→ **Directive**
Give only the number of lines in the data that contain the word "from".

→ **Given entries**
%%

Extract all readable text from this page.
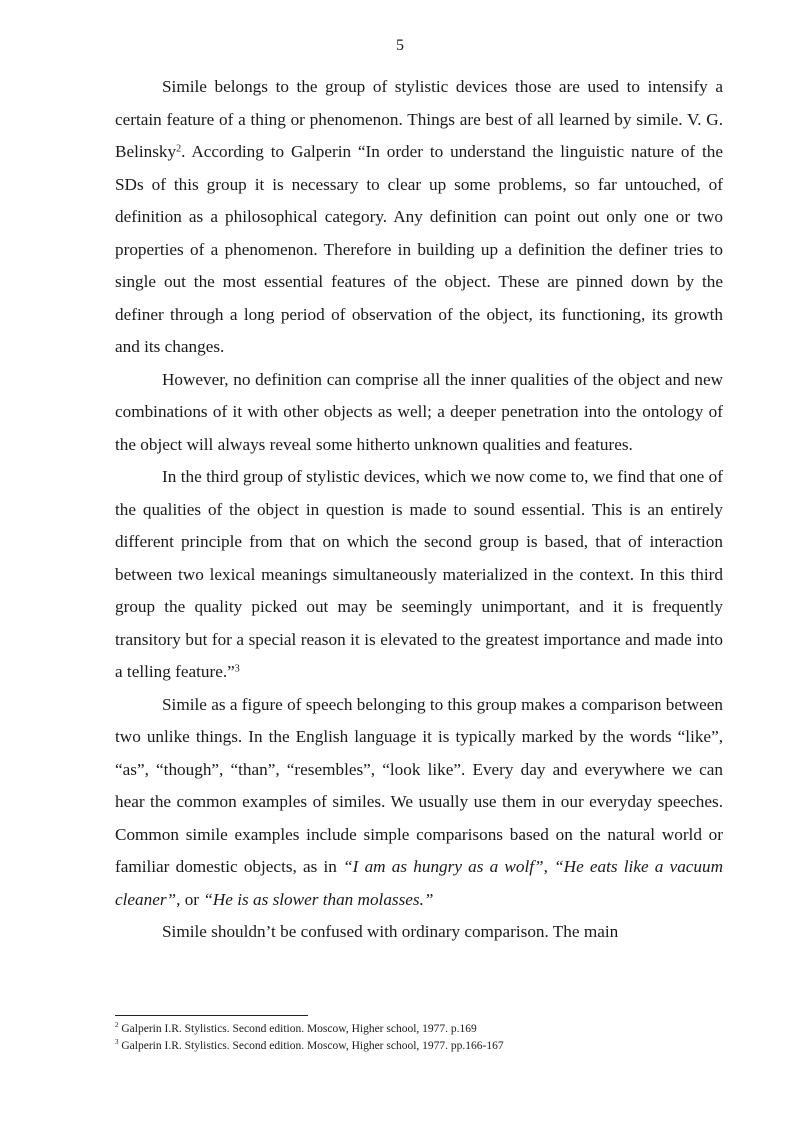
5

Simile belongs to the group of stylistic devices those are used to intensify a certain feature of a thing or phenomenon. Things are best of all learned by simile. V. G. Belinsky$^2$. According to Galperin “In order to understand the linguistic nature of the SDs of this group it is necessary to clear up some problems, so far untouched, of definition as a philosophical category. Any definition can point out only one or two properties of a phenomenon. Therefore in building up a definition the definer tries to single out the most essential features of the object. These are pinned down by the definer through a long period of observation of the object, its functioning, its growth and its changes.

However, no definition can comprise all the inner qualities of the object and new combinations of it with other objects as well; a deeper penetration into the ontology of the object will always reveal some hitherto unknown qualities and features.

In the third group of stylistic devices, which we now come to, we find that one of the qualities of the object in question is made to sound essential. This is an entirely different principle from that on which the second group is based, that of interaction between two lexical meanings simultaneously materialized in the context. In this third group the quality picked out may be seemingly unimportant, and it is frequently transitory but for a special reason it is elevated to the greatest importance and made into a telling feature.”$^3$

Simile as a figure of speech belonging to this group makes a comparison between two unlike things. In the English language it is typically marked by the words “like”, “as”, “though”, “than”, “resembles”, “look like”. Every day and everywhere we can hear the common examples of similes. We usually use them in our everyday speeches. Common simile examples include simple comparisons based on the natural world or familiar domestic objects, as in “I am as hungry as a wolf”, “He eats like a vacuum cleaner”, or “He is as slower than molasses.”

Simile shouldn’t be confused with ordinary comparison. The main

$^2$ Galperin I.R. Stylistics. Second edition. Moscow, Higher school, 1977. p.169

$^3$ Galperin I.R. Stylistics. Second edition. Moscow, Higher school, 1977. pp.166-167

%%

→ **Reply to the exercise**
2